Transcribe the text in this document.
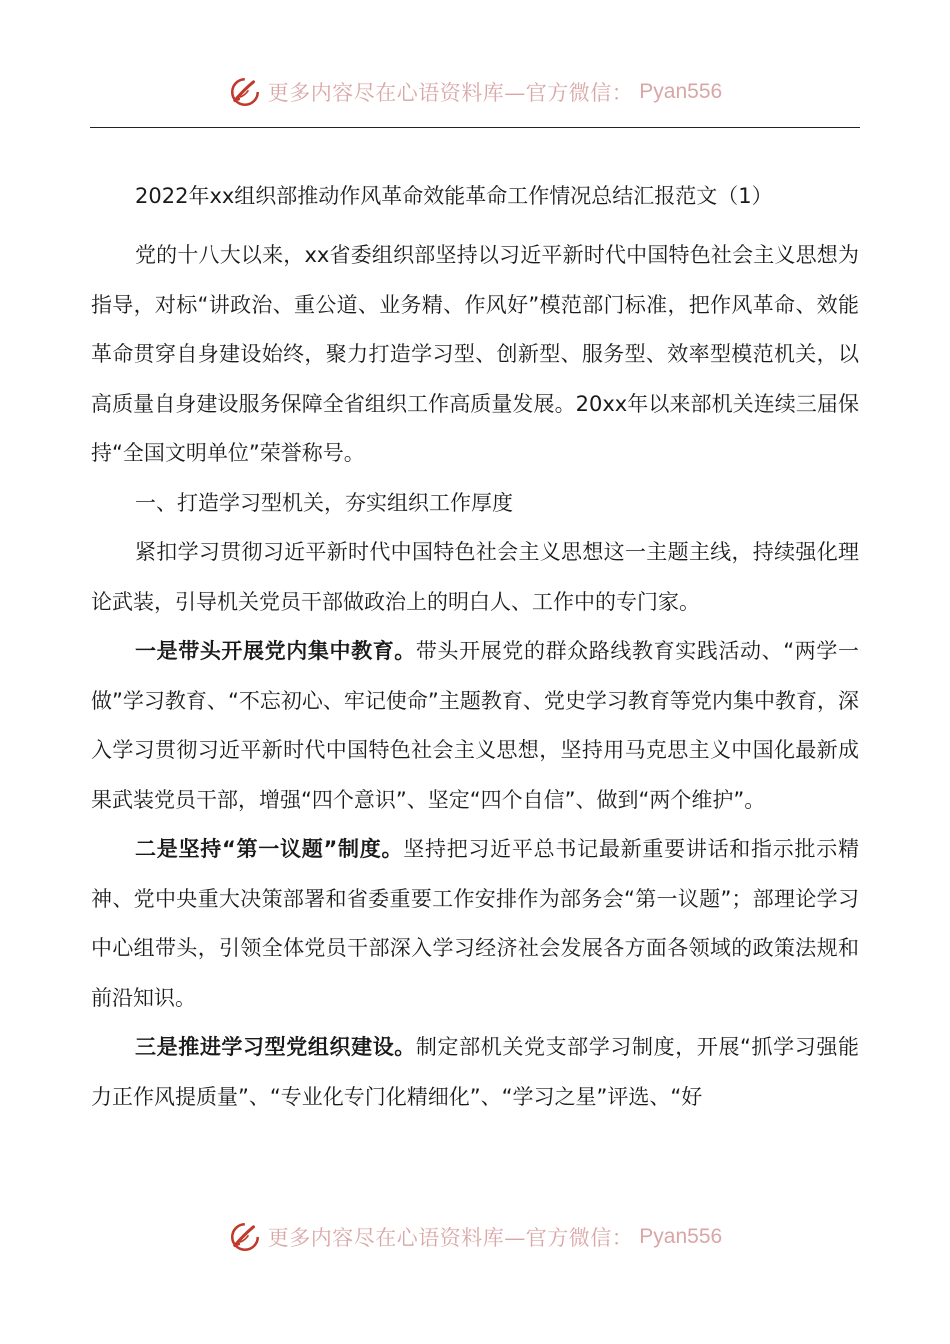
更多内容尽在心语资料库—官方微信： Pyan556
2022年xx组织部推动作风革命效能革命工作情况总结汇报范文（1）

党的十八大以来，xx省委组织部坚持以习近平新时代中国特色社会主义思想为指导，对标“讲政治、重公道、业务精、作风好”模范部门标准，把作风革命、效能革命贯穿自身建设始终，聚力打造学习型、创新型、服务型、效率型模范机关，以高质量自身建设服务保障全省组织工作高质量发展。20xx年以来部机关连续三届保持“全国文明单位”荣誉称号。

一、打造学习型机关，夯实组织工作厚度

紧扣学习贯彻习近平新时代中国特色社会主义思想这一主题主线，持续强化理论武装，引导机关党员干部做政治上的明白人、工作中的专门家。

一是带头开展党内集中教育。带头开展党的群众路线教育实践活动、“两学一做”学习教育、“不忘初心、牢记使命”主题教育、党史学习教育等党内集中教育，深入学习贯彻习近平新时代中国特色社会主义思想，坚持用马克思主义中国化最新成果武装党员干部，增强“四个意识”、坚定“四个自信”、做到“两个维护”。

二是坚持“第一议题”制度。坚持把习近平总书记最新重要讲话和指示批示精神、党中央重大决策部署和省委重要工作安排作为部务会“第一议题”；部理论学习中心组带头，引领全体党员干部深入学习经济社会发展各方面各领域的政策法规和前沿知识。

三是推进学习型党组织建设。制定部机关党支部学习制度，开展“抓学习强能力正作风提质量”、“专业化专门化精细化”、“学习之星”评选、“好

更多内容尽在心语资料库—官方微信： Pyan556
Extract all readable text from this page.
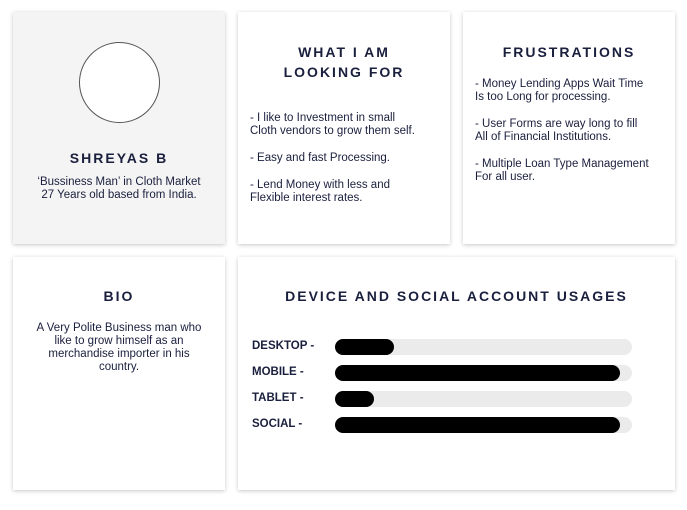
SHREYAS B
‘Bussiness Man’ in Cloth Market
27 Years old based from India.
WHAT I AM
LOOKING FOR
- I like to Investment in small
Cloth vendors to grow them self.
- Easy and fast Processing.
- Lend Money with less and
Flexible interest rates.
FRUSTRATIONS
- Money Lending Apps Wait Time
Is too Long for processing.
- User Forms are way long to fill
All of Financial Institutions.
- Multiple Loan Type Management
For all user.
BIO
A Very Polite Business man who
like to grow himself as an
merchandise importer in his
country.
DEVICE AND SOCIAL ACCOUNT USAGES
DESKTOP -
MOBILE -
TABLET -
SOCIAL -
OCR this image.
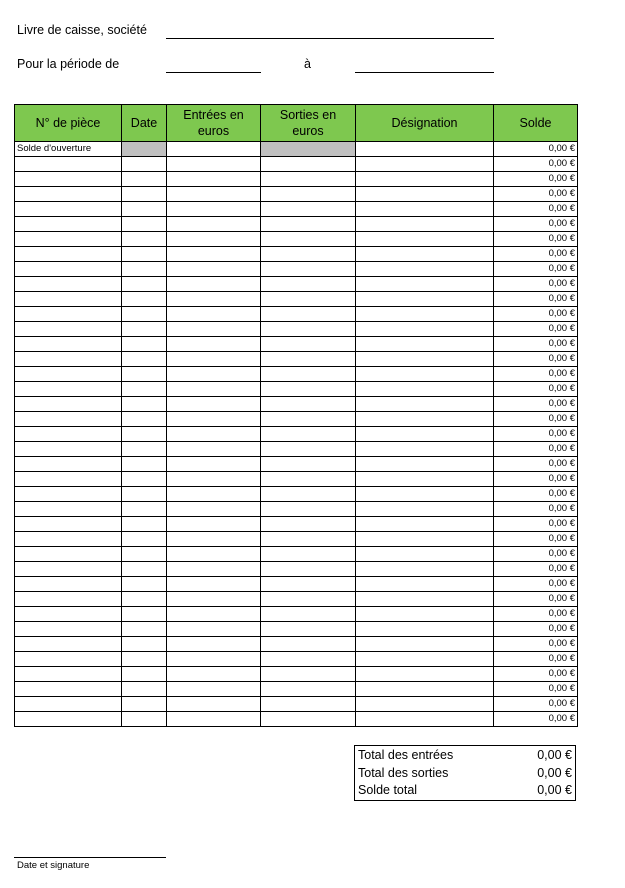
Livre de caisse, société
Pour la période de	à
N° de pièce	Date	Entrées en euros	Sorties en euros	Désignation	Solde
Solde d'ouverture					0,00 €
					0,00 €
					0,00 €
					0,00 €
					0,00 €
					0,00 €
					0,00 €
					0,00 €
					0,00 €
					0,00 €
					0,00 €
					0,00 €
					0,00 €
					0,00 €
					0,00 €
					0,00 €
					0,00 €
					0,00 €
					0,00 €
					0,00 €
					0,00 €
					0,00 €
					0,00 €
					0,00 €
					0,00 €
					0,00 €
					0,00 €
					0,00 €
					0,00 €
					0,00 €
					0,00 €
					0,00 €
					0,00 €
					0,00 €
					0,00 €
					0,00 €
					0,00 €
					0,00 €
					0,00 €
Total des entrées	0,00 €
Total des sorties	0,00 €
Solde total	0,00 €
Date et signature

══════════

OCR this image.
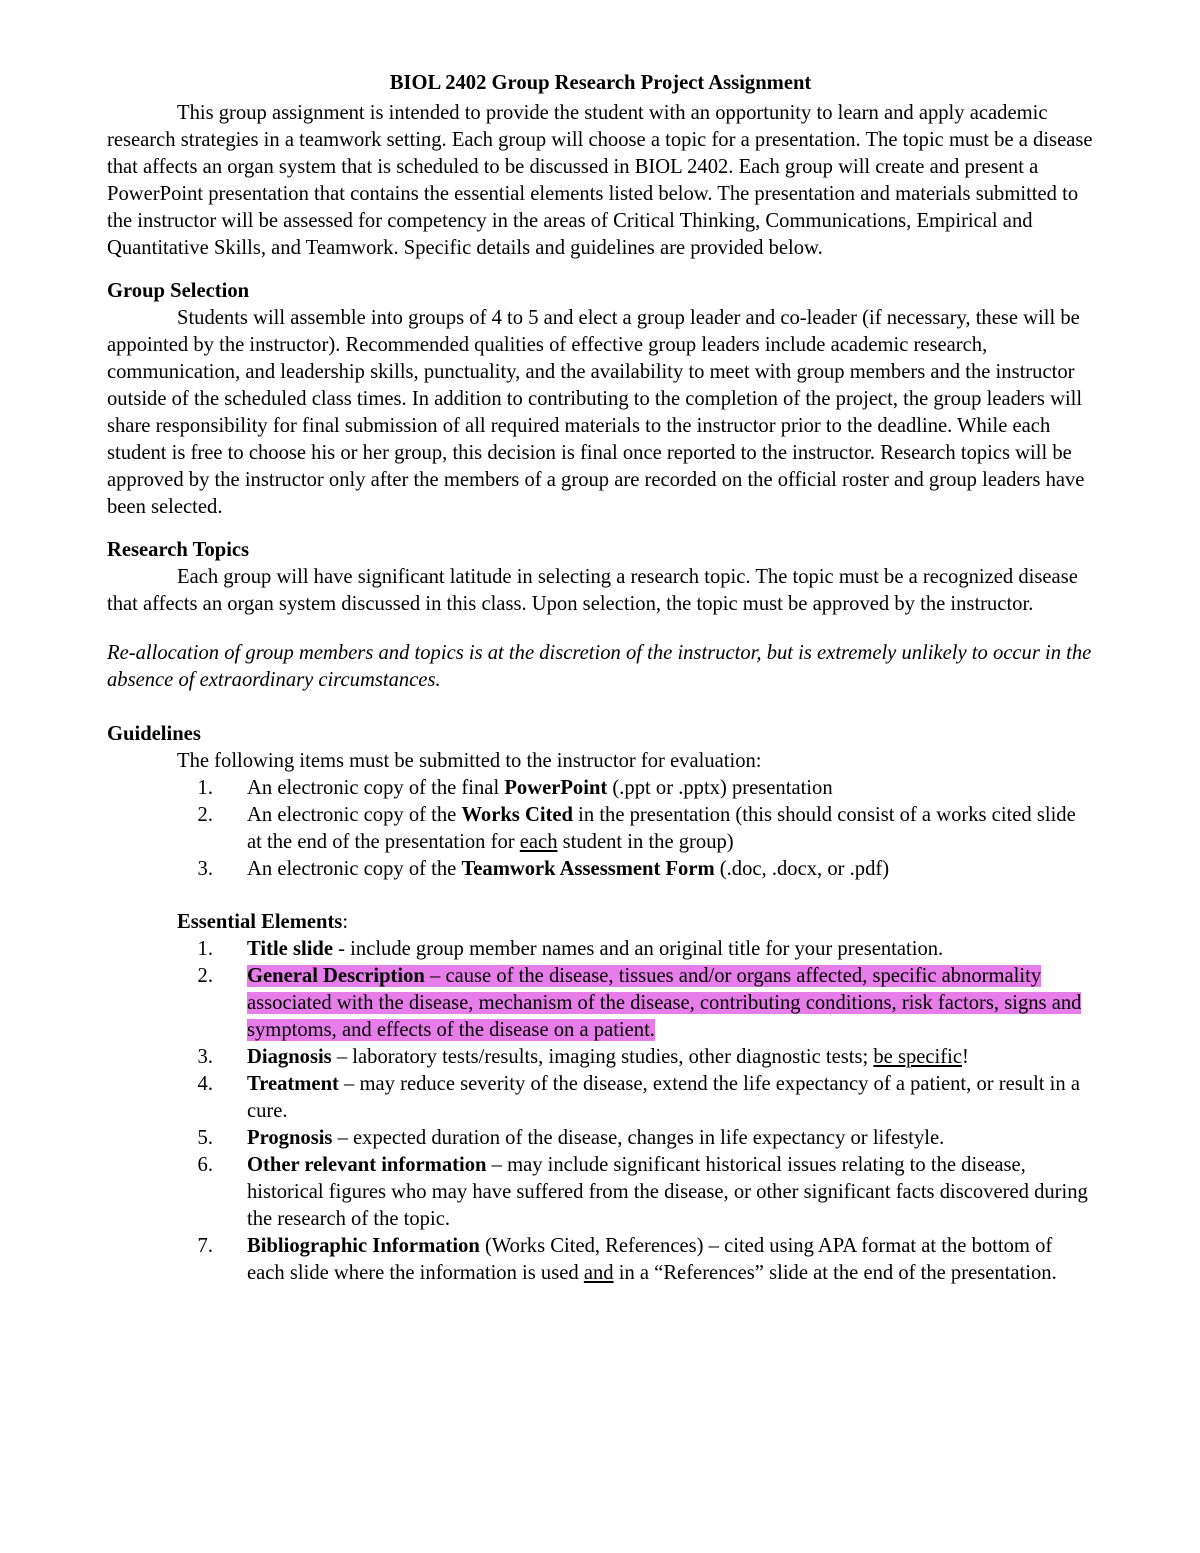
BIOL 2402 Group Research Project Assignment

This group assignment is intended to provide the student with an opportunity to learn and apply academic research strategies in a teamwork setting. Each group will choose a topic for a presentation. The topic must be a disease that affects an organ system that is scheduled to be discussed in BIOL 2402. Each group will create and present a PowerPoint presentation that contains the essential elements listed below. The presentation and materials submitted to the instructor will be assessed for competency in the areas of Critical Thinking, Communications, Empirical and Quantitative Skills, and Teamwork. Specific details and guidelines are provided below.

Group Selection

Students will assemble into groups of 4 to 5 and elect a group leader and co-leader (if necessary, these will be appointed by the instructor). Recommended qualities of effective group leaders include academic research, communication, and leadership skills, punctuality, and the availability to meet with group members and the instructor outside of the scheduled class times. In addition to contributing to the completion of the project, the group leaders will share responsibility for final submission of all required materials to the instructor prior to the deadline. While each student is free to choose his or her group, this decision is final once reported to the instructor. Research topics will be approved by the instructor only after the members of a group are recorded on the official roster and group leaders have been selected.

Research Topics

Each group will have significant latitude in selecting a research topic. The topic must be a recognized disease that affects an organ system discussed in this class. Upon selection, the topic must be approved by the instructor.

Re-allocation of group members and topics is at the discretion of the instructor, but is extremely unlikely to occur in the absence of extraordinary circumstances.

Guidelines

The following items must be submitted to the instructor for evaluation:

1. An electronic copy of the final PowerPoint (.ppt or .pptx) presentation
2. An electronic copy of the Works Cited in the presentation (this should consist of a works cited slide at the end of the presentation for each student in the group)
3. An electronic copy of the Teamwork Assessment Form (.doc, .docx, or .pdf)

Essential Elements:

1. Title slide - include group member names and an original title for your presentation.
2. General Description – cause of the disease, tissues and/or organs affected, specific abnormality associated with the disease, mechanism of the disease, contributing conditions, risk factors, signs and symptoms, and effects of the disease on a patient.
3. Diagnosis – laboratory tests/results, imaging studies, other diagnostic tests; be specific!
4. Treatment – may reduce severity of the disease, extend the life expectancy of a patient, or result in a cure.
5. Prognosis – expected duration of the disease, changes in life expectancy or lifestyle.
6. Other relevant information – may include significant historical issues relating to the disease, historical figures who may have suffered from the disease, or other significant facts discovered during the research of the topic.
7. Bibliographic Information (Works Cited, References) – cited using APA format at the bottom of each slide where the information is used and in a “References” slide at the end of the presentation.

══════════

THE EXERCISE:
In the records, locate each line holding the string "expectancy" and copy it.

RESPONSE TO THIS EXERCISE:
4. Treatment – may reduce severity of the disease, extend the life expectancy of a patient, or result in a cure.
5. Prognosis – expected duration of the disease, changes in life expectancy or lifestyle.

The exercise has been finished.